— start —
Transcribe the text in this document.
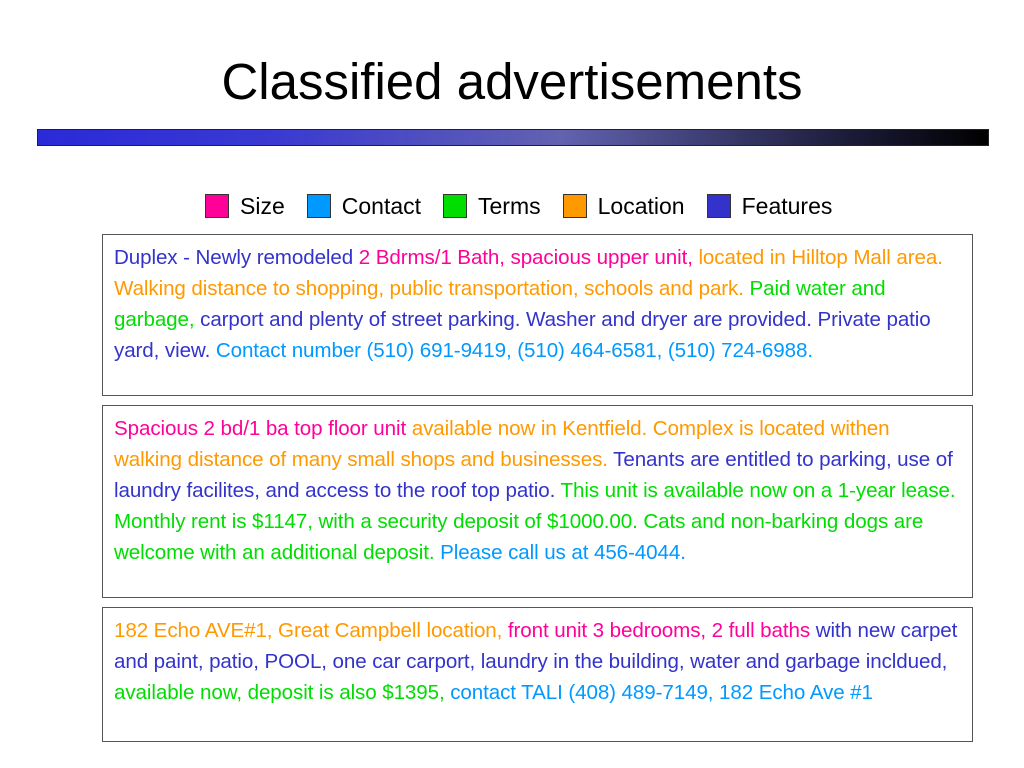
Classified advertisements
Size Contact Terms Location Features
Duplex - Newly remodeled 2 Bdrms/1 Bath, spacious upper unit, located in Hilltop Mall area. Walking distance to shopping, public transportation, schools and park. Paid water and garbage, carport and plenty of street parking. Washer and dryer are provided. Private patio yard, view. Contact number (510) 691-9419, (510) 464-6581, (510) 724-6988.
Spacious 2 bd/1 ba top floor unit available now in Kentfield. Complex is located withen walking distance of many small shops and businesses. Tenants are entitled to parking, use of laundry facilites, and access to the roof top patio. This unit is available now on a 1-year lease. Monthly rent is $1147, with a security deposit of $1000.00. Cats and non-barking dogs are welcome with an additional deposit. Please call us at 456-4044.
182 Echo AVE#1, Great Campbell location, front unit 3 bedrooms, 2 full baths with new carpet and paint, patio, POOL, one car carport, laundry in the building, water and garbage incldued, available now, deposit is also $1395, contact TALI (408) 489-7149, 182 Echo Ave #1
— end —
— start —
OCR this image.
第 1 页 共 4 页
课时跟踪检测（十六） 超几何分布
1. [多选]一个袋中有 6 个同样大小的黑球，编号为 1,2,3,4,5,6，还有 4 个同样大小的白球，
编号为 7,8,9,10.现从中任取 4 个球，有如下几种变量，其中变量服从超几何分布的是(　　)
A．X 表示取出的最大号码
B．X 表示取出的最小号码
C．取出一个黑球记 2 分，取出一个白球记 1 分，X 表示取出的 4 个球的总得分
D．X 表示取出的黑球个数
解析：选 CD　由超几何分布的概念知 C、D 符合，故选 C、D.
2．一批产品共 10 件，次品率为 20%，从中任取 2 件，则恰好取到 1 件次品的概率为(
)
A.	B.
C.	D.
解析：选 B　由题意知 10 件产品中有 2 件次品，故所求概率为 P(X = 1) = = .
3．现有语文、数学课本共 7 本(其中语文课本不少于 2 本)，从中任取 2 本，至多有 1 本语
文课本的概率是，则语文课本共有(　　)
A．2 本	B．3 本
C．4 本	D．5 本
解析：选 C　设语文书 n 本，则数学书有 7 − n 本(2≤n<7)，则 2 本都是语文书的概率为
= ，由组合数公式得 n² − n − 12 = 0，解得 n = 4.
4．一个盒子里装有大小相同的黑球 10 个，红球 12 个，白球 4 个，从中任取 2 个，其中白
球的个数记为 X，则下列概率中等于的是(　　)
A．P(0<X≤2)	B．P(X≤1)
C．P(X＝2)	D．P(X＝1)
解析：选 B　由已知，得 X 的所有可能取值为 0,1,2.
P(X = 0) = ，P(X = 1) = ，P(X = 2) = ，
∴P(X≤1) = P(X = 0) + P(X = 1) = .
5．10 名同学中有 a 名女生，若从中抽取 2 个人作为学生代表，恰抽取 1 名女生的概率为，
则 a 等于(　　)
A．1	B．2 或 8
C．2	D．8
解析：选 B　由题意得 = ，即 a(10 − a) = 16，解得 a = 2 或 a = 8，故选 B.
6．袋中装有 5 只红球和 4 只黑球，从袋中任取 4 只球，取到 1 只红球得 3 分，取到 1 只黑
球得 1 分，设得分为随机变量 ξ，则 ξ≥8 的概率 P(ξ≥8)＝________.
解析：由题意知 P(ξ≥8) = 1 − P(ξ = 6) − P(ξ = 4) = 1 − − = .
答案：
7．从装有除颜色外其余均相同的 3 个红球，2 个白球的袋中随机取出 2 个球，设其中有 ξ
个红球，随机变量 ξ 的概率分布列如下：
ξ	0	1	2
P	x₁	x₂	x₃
— end —
▸ **Exercise task**:
Pull every line containing the word "由题意知" out of the material.

▸ **Response to the exercise**:
解析：选 B　由题意知 10 件产品中有 2 件次品，故所求概率为 P(X = 1) = = .
解析：由题意知 P(ξ≥8) = 1 − P(ξ = 6) − P(ξ = 4) = 1 − − = .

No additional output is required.